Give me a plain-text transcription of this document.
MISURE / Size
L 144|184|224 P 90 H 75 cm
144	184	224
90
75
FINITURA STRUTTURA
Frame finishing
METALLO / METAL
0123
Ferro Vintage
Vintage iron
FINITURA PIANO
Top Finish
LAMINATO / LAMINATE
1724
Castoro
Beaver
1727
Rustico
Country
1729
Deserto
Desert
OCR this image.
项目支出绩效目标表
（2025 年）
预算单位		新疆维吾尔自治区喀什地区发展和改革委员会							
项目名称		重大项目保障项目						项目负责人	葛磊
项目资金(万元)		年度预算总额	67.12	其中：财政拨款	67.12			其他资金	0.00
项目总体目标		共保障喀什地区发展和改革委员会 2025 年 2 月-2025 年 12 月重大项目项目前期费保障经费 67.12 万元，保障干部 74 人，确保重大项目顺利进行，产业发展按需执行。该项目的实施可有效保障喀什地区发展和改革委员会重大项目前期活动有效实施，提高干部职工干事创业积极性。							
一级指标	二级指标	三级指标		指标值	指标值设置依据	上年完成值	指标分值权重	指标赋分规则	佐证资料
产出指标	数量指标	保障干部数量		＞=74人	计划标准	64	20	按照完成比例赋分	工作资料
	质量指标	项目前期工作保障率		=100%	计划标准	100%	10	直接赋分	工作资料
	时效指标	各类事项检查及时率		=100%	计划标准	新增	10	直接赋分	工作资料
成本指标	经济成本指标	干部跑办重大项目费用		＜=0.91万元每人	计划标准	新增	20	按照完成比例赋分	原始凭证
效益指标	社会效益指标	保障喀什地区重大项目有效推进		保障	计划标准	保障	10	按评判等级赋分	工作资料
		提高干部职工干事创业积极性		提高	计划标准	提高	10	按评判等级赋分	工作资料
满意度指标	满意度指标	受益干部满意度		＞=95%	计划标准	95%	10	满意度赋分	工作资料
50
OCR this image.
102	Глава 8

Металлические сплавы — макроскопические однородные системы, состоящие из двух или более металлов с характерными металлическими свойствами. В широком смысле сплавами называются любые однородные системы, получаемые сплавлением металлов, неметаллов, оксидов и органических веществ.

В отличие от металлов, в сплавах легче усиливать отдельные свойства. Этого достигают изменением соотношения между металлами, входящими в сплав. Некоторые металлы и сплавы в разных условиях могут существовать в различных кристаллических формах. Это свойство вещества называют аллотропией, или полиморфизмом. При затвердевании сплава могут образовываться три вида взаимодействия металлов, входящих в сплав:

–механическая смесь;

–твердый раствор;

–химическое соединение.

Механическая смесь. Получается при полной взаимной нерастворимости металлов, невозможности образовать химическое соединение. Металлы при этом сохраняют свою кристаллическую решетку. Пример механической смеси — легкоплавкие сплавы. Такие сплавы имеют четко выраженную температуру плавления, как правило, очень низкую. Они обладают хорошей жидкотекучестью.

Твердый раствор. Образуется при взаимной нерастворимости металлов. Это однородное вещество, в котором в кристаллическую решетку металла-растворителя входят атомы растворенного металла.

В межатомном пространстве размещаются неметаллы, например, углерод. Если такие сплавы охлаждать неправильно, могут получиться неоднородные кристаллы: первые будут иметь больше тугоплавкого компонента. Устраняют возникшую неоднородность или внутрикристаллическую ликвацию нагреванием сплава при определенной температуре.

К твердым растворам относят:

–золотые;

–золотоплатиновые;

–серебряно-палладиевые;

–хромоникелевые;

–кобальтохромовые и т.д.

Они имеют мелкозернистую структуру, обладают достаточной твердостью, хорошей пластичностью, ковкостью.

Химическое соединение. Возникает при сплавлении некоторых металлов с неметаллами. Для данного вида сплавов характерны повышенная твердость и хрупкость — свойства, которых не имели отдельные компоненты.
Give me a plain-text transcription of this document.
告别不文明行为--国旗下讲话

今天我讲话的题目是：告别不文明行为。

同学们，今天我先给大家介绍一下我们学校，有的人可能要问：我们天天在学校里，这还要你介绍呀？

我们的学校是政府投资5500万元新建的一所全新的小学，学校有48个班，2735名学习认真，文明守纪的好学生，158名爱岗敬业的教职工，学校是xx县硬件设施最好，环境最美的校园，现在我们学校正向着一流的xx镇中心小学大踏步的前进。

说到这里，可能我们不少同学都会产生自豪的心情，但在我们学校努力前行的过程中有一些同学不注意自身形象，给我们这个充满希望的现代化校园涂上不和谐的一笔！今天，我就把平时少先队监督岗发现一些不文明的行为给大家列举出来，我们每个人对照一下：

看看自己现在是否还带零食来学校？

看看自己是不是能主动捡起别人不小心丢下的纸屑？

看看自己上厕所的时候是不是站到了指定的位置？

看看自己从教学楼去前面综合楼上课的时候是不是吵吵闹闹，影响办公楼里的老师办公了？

____________

* BRIEF
Identify which lines contain the word "工作资料" and copy each one.

* OUTPUT
产出指标	数量指标	保障干部数量		＞=74人	计划标准	64	20	按照完成比例赋分	工作资料
	质量指标	项目前期工作保障率		=100%	计划标准	100%	10	直接赋分	工作资料
	时效指标	各类事项检查及时率		=100%	计划标准	新增	10	直接赋分	工作资料
效益指标	社会效益指标	保障喀什地区重大项目有效推进		保障	计划标准	保障	10	按评判等级赋分	工作资料
		提高干部职工干事创业积极性		提高	计划标准	提高	10	按评判等级赋分	工作资料
满意度指标	满意度指标	受益干部满意度		＞=95%	计划标准	95%	10	满意度赋分	工作资料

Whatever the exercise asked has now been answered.